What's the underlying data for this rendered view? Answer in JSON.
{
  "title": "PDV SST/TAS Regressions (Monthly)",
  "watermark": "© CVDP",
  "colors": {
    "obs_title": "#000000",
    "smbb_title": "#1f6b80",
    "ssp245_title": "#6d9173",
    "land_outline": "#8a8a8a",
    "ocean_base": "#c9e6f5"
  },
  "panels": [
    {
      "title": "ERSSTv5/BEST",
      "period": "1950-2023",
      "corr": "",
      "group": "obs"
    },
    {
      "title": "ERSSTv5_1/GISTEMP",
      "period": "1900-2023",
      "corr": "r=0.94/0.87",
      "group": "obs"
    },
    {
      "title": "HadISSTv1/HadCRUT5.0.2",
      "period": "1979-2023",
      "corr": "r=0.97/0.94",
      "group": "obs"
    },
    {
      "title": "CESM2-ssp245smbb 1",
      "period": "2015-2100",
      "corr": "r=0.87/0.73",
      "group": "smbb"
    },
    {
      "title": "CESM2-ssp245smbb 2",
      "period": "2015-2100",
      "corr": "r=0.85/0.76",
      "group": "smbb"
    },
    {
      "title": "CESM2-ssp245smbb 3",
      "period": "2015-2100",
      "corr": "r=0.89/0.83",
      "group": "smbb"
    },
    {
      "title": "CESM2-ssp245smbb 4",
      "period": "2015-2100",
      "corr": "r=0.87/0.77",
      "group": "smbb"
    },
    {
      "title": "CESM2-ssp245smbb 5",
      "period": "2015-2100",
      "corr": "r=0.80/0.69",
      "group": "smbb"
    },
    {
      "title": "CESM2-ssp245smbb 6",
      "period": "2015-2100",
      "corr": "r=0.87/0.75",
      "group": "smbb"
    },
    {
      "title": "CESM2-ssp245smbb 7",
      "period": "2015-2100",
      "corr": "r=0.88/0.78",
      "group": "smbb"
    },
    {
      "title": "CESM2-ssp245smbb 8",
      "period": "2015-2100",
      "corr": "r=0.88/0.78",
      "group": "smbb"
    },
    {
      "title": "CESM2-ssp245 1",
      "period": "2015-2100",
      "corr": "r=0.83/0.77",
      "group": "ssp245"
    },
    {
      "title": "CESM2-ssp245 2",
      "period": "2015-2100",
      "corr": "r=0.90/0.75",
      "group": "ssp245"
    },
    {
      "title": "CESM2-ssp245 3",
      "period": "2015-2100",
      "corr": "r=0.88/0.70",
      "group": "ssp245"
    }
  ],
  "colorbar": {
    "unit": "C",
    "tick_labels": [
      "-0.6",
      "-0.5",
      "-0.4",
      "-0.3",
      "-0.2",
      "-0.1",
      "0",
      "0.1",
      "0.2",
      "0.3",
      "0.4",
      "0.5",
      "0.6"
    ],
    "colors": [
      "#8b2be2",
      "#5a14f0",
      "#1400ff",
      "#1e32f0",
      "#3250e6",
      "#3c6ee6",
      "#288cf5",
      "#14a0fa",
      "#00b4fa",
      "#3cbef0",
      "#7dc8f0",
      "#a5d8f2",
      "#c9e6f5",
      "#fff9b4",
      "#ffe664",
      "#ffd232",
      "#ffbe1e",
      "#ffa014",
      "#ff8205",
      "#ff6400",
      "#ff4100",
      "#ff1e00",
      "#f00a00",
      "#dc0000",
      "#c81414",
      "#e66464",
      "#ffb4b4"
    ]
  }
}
◆ ◆ ◆ ◆
> **TASK**
Please quote every record above exactly as it appears.

> **EXERCISE ANSWER**
What's the underlying data for this rendered view? Answer in JSON.
{
  "title": "PDV SST/TAS Regressions (Monthly)",
  "watermark": "© CVDP",
  "colors": {
    "obs_title": "#000000",
    "smbb_title": "#1f6b80",
    "ssp245_title": "#6d9173",
    "land_outline": "#8a8a8a",
    "ocean_base": "#c9e6f5"
  },
  "panels": [
    {
      "title": "ERSSTv5/BEST",
      "period": "1950-2023",
      "corr": "",
      "group": "obs"
    },
    {
      "title": "ERSSTv5_1/GISTEMP",
      "period": "1900-2023",
      "corr": "r=0.94/0.87",
      "group": "obs"
    },
    {
      "title": "HadISSTv1/HadCRUT5.0.2",
      "period": "1979-2023",
      "corr": "r=0.97/0.94",
      "group": "obs"
    },
    {
      "title": "CESM2-ssp245smbb 1",
      "period": "2015-2100",
      "corr": "r=0.87/0.73",
      "group": "smbb"
    },
    {
      "title": "CESM2-ssp245smbb 2",
      "period": "2015-2100",
      "corr": "r=0.85/0.76",
      "group": "smbb"
    },
    {
      "title": "CESM2-ssp245smbb 3",
      "period": "2015-2100",
      "corr": "r=0.89/0.83",
      "group": "smbb"
    },
    {
      "title": "CESM2-ssp245smbb 4",
      "period": "2015-2100",
      "corr": "r=0.87/0.77",
      "group": "smbb"
    },
    {
      "title": "CESM2-ssp245smbb 5",
      "period": "2015-2100",
      "corr": "r=0.80/0.69",
      "group": "smbb"
    },
    {
      "title": "CESM2-ssp245smbb 6",
      "period": "2015-2100",
      "corr": "r=0.87/0.75",
      "group": "smbb"
    },
    {
      "title": "CESM2-ssp245smbb 7",
      "period": "2015-2100",
      "corr": "r=0.88/0.78",
      "group": "smbb"
    },
    {
      "title": "CESM2-ssp245smbb 8",
      "period": "2015-2100",
      "corr": "r=0.88/0.78",
      "group": "smbb"
    },
    {
      "title": "CESM2-ssp245 1",
      "period": "2015-2100",
      "corr": "r=0.83/0.77",
      "group": "ssp245"
    },
    {
      "title": "CESM2-ssp245 2",
      "period": "2015-2100",
      "corr": "r=0.90/0.75",
      "group": "ssp245"
    },
    {
      "title": "CESM2-ssp245 3",
      "period": "2015-2100",
      "corr": "r=0.88/0.70",
      "group": "ssp245"
    }
  ],
  "colorbar": {
    "unit": "C",
    "tick_labels": [
      "-0.6",
      "-0.5",
      "-0.4",
      "-0.3",
      "-0.2",
      "-0.1",
      "0",
      "0.1",
      "0.2",
      "0.3",
      "0.4",
      "0.5",
      "0.6"
    ],
    "colors": [
      "#8b2be2",
      "#5a14f0",
      "#1400ff",
      "#1e32f0",
      "#3250e6",
      "#3c6ee6",
      "#288cf5",
      "#14a0fa",
      "#00b4fa",
      "#3cbef0",
      "#7dc8f0",
      "#a5d8f2",
      "#c9e6f5",
      "#fff9b4",
      "#ffe664",
      "#ffd232",
      "#ffbe1e",
      "#ffa014",
      "#ff8205",
      "#ff6400",
      "#ff4100",
      "#ff1e00",
      "#f00a00",
      "#dc0000",
      "#c81414",
      "#e66464",
      "#ffb4b4"
    ]
  }
}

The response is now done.